Given records:
════════════════════

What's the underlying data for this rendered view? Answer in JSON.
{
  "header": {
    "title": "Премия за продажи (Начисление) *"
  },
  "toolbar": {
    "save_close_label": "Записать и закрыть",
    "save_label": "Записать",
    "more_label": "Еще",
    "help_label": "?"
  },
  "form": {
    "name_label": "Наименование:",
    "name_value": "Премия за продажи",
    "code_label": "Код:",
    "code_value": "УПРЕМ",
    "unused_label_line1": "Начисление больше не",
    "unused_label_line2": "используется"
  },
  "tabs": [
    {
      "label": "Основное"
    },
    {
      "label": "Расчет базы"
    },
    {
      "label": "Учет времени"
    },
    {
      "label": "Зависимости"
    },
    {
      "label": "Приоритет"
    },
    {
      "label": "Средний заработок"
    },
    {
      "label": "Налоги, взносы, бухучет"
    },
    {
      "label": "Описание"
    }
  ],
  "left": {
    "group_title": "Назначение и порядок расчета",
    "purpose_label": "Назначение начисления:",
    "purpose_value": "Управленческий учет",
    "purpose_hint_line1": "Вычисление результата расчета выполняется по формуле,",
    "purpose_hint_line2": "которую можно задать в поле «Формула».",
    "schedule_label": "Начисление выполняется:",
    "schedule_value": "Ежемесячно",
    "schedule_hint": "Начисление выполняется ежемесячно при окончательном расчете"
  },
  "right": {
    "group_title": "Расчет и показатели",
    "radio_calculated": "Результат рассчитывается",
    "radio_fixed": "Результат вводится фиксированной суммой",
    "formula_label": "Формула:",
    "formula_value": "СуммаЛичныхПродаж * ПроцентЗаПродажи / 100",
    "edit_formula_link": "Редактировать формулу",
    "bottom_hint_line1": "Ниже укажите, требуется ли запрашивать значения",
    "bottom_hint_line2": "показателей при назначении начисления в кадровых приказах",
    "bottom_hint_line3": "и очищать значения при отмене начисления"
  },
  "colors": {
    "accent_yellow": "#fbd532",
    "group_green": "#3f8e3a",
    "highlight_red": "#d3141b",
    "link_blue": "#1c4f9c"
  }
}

════════════════════

Set all of the entries down again, exactly as they were given.

What's the underlying data for this rendered view? Answer in JSON.
{
  "header": {
    "title": "Премия за продажи (Начисление) *"
  },
  "toolbar": {
    "save_close_label": "Записать и закрыть",
    "save_label": "Записать",
    "more_label": "Еще",
    "help_label": "?"
  },
  "form": {
    "name_label": "Наименование:",
    "name_value": "Премия за продажи",
    "code_label": "Код:",
    "code_value": "УПРЕМ",
    "unused_label_line1": "Начисление больше не",
    "unused_label_line2": "используется"
  },
  "tabs": [
    {
      "label": "Основное"
    },
    {
      "label": "Расчет базы"
    },
    {
      "label": "Учет времени"
    },
    {
      "label": "Зависимости"
    },
    {
      "label": "Приоритет"
    },
    {
      "label": "Средний заработок"
    },
    {
      "label": "Налоги, взносы, бухучет"
    },
    {
      "label": "Описание"
    }
  ],
  "left": {
    "group_title": "Назначение и порядок расчета",
    "purpose_label": "Назначение начисления:",
    "purpose_value": "Управленческий учет",
    "purpose_hint_line1": "Вычисление результата расчета выполняется по формуле,",
    "purpose_hint_line2": "которую можно задать в поле «Формула».",
    "schedule_label": "Начисление выполняется:",
    "schedule_value": "Ежемесячно",
    "schedule_hint": "Начисление выполняется ежемесячно при окончательном расчете"
  },
  "right": {
    "group_title": "Расчет и показатели",
    "radio_calculated": "Результат рассчитывается",
    "radio_fixed": "Результат вводится фиксированной суммой",
    "formula_label": "Формула:",
    "formula_value": "СуммаЛичныхПродаж * ПроцентЗаПродажи / 100",
    "edit_formula_link": "Редактировать формулу",
    "bottom_hint_line1": "Ниже укажите, требуется ли запрашивать значения",
    "bottom_hint_line2": "показателей при назначении начисления в кадровых приказах",
    "bottom_hint_line3": "и очищать значения при отмене начисления"
  },
  "colors": {
    "accent_yellow": "#fbd532",
    "group_green": "#3f8e3a",
    "highlight_red": "#d3141b",
    "link_blue": "#1c4f9c"
  }
}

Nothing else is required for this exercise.